● Exercise description
Everything in the listing except the pictures should be written out exactly.

Dataset items
<<<<

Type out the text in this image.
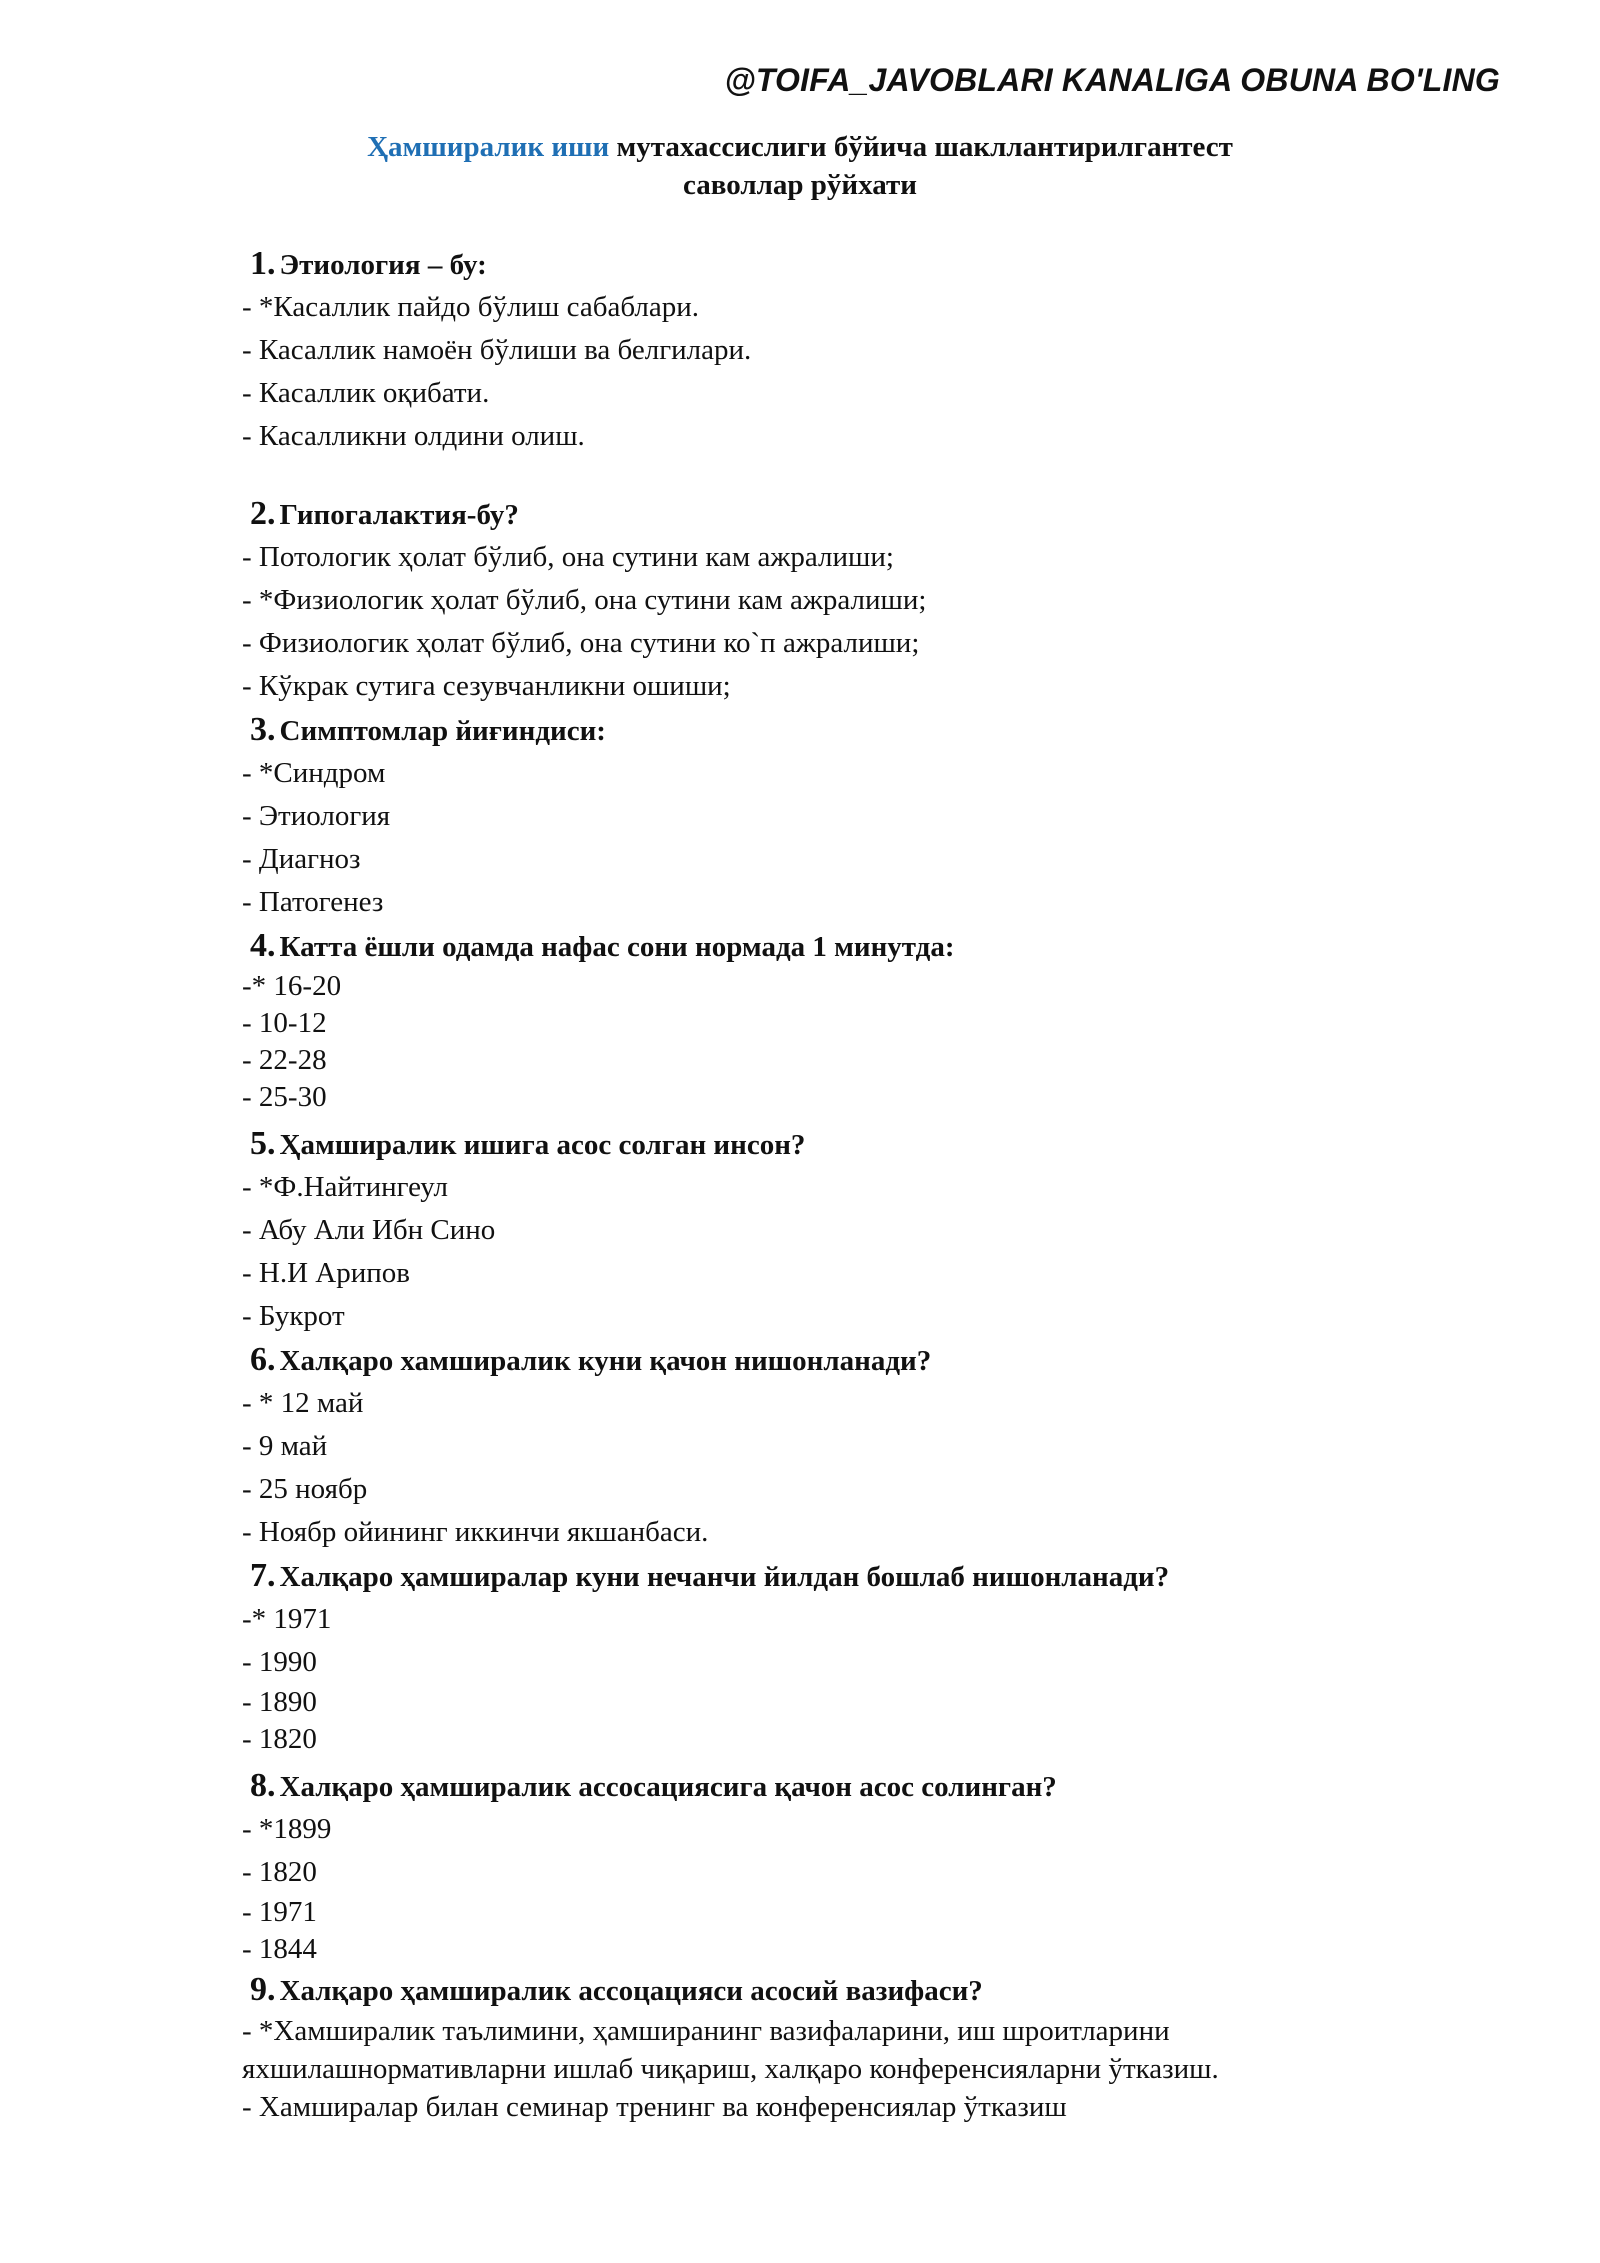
@TOIFA_JAVOBLARI KANALIGA OBUNA BO'LING
Ҳамширалик иши мутахассислиги бўйича шакллантирилгантест
саволлар рўйхати
1. Этиология – бу:
- *Касаллик пайдо бўлиш сабаблари.
- Касаллик намоён бўлиши ва белгилари.
- Касаллик оқибати.
- Касалликни олдини олиш.
2. Гипогалактия-бу?
- Потологик ҳолат бўлиб, она сутини кам ажралиши;
- *Физиологик ҳолат бўлиб, она сутини кам ажралиши;
- Физиологик ҳолат бўлиб, она сутини ко`п ажралиши;
- Кўкрак сутига сезувчанликни ошиши;
3. Симптомлар йиғиндиси:
- *Синдром
- Этиология
- Диагноз
- Патогенез
4. Катта ёшли одамда нафас сони нормада 1 минутда:
-* 16-20
- 10-12
- 22-28
- 25-30
5. Ҳамширалик ишига асос солган инсон?
- *Ф.Найтингеул
- Абу Али Ибн Сино
- Н.И Арипов
- Букрот
6. Халқаро хамширалик куни қачон нишонланади?
- * 12 май
- 9 май
- 25 ноябр
- Ноябр ойининг иккинчи якшанбаси.
7. Халқаро ҳамширалар куни нечанчи йилдан бошлаб нишонланади?
-* 1971
- 1990
- 1890
- 1820
8. Халқаро ҳамширалик ассосациясига қачон асос солинган?
- *1899
- 1820
- 1971
- 1844
9. Халқаро ҳамширалик ассоцацияси асосий вазифаси?
- *Хамширалик таълимини, ҳамширанинг вазифаларини, иш шроитларини яхшилашнормативларни ишлаб чиқариш, халқаро конференсияларни ўтказиш.
- Хамширалар билан семинар тренинг ва конференсиялар ўтказиш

>>>>

● The reply
Type out the text in this image.
@TOIFA_JAVOBLARI KANALIGA OBUNA BO'LING
Ҳамширалик иши мутахассислиги бўйича шакллантирилгантест
саволлар рўйхати
1. Этиология – бу:
- *Касаллик пайдо бўлиш сабаблари.
- Касаллик намоён бўлиши ва белгилари.
- Касаллик оқибати.
- Касалликни олдини олиш.
2. Гипогалактия-бу?
- Потологик ҳолат бўлиб, она сутини кам ажралиши;
- *Физиологик ҳолат бўлиб, она сутини кам ажралиши;
- Физиологик ҳолат бўлиб, она сутини ко`п ажралиши;
- Кўкрак сутига сезувчанликни ошиши;
3. Симптомлар йиғиндиси:
- *Синдром
- Этиология
- Диагноз
- Патогенез
4. Катта ёшли одамда нафас сони нормада 1 минутда:
-* 16-20
- 10-12
- 22-28
- 25-30
5. Ҳамширалик ишига асос солган инсон?
- *Ф.Найтингеул
- Абу Али Ибн Сино
- Н.И Арипов
- Букрот
6. Халқаро хамширалик куни қачон нишонланади?
- * 12 май
- 9 май
- 25 ноябр
- Ноябр ойининг иккинчи якшанбаси.
7. Халқаро ҳамширалар куни нечанчи йилдан бошлаб нишонланади?
-* 1971
- 1990
- 1890
- 1820
8. Халқаро ҳамширалик ассосациясига қачон асос солинган?
- *1899
- 1820
- 1971
- 1844
9. Халқаро ҳамширалик ассоцацияси асосий вазифаси?
- *Хамширалик таълимини, ҳамширанинг вазифаларини, иш шроитларини яхшилашнормативларни ишлаб чиқариш, халқаро конференсияларни ўтказиш.
- Хамширалар билан семинар тренинг ва конференсиялар ўтказиш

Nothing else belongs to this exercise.